## TASK DETAILS
Provide an exact reproduction of every entry.

## TASK DATA
Begin
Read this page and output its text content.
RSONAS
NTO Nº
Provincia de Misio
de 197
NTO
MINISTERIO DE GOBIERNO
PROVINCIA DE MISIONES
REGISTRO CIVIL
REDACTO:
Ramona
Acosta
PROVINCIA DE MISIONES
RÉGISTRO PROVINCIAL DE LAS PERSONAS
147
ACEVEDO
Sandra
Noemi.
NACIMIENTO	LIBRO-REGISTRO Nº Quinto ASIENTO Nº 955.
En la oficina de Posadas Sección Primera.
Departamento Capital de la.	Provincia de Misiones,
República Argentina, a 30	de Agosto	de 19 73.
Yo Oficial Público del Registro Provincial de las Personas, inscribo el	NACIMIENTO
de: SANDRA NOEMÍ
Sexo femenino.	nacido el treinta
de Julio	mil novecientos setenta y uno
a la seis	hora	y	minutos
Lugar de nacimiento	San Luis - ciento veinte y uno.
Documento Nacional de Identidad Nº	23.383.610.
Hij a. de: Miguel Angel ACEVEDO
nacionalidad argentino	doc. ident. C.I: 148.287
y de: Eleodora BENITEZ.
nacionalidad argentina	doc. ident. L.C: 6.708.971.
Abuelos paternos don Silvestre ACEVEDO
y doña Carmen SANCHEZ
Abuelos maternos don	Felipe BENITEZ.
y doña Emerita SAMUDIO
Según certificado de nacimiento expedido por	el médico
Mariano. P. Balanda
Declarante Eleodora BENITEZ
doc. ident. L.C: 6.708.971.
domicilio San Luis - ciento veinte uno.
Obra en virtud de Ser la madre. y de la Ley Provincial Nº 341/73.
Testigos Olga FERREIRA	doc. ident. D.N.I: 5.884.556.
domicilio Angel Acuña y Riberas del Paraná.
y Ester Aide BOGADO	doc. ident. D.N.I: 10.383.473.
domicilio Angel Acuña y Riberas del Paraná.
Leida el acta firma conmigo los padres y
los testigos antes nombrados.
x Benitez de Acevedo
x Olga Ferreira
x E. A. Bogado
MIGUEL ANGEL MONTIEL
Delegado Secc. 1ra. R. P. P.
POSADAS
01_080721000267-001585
End
## TASK RESULT
Read this page and output its text content.
RSONAS
NTO Nº
Provincia de Misio
de 197
NTO
MINISTERIO DE GOBIERNO
PROVINCIA DE MISIONES
REGISTRO CIVIL
REDACTO:
Ramona
Acosta
PROVINCIA DE MISIONES
RÉGISTRO PROVINCIAL DE LAS PERSONAS
147
ACEVEDO
Sandra
Noemi.
NACIMIENTO	LIBRO-REGISTRO Nº Quinto ASIENTO Nº 955.
En la oficina de Posadas Sección Primera.
Departamento Capital de la.	Provincia de Misiones,
República Argentina, a 30	de Agosto	de 19 73.
Yo Oficial Público del Registro Provincial de las Personas, inscribo el	NACIMIENTO
de: SANDRA NOEMÍ
Sexo femenino.	nacido el treinta
de Julio	mil novecientos setenta y uno
a la seis	hora	y	minutos
Lugar de nacimiento	San Luis - ciento veinte y uno.
Documento Nacional de Identidad Nº	23.383.610.
Hij a. de: Miguel Angel ACEVEDO
nacionalidad argentino	doc. ident. C.I: 148.287
y de: Eleodora BENITEZ.
nacionalidad argentina	doc. ident. L.C: 6.708.971.
Abuelos paternos don Silvestre ACEVEDO
y doña Carmen SANCHEZ
Abuelos maternos don	Felipe BENITEZ.
y doña Emerita SAMUDIO
Según certificado de nacimiento expedido por	el médico
Mariano. P. Balanda
Declarante Eleodora BENITEZ
doc. ident. L.C: 6.708.971.
domicilio San Luis - ciento veinte uno.
Obra en virtud de Ser la madre. y de la Ley Provincial Nº 341/73.
Testigos Olga FERREIRA	doc. ident. D.N.I: 5.884.556.
domicilio Angel Acuña y Riberas del Paraná.
y Ester Aide BOGADO	doc. ident. D.N.I: 10.383.473.
domicilio Angel Acuña y Riberas del Paraná.
Leida el acta firma conmigo los padres y
los testigos antes nombrados.
x Benitez de Acevedo
x Olga Ferreira
x E. A. Bogado
MIGUEL ANGEL MONTIEL
Delegado Secc. 1ra. R. P. P.
POSADAS
01_080721000267-001585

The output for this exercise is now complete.